Dataset items
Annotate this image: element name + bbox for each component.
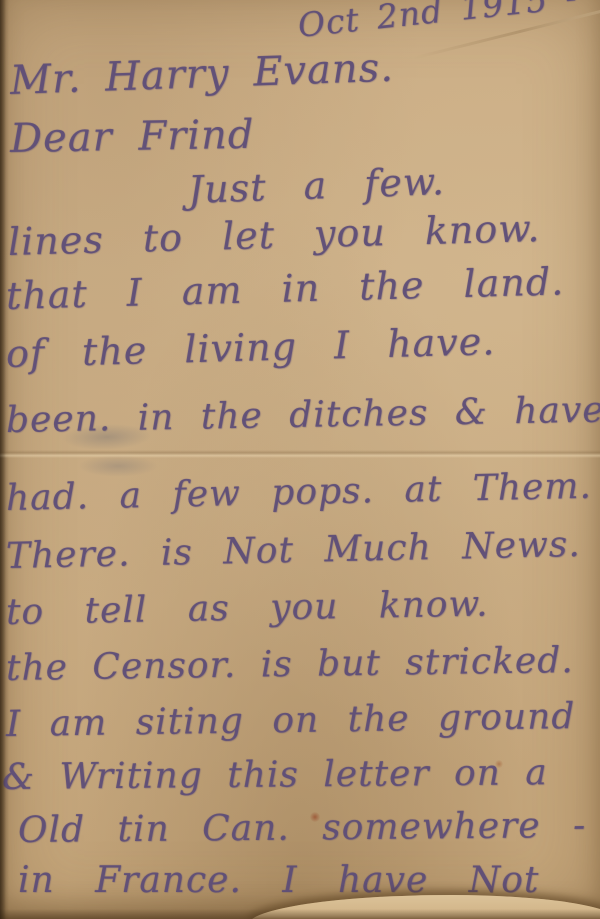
- letter-body-line: Just a few.: [187, 159, 445, 212]
- letter-body-line: & Writing this letter on a: [2, 752, 548, 798]
- letter-body-line: There. is Not Much News.: [6, 524, 582, 577]
- letter-body-line: lines to let you know.: [7, 206, 540, 264]
- letter-salutation: Dear Frind: [10, 112, 255, 162]
- letter-body-line: I am siting on the ground: [6, 696, 576, 745]
- letter-body-line: Old tin Can. somewhere -: [18, 805, 587, 851]
- letter-body-line: the Censor. is but stricked.: [6, 640, 574, 689]
- ink-smudge: [78, 455, 158, 477]
- handwritten-letter-page: Oct 2nd 1915 - Mr. Harry Evans. Dear Fri…: [0, 0, 600, 919]
- ink-smudge: [62, 422, 153, 451]
- letter-body-line: of the living I have.: [5, 319, 495, 376]
- bottom-edge-shadow: [0, 909, 600, 919]
- letter-body-line: to tell as you know.: [6, 584, 489, 633]
- letter-recipient: Mr. Harry Evans.: [9, 45, 394, 104]
- paper-stain: [495, 760, 503, 768]
- letter-date: Oct 2nd 1915 -: [296, 0, 579, 45]
- letter-body-line: that I am in the land.: [5, 259, 564, 318]
- paper-stain: [310, 812, 320, 822]
- left-edge-shadow: [0, 0, 6, 919]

#### [To do]
Copy the listing above line for line without any changes, and leave out the pictures.

#### [Worked answer]
Annotate this image: element name + bbox for each component.
- letter-body-line: Just a few.: [187, 159, 445, 212]
- letter-body-line: & Writing this letter on a: [2, 752, 548, 798]
- letter-body-line: There. is Not Much News.: [6, 524, 582, 577]
- letter-body-line: lines to let you know.: [7, 206, 540, 264]
- letter-salutation: Dear Frind: [10, 112, 255, 162]
- letter-body-line: I am siting on the ground: [6, 696, 576, 745]
- letter-body-line: Old tin Can. somewhere -: [18, 805, 587, 851]
- letter-body-line: the Censor. is but stricked.: [6, 640, 574, 689]
- ink-smudge: [78, 455, 158, 477]
- handwritten-letter-page: Oct 2nd 1915 - Mr. Harry Evans. Dear Fri…: [0, 0, 600, 919]
- ink-smudge: [62, 422, 153, 451]
- letter-body-line: of the living I have.: [5, 319, 495, 376]
- bottom-edge-shadow: [0, 909, 600, 919]
- letter-body-line: to tell as you know.: [6, 584, 489, 633]
- letter-recipient: Mr. Harry Evans.: [9, 45, 394, 104]
- paper-stain: [495, 760, 503, 768]
- letter-date: Oct 2nd 1915 -: [296, 0, 579, 45]
- letter-body-line: that I am in the land.: [5, 259, 564, 318]
- paper-stain: [310, 812, 320, 822]
- left-edge-shadow: [0, 0, 6, 919]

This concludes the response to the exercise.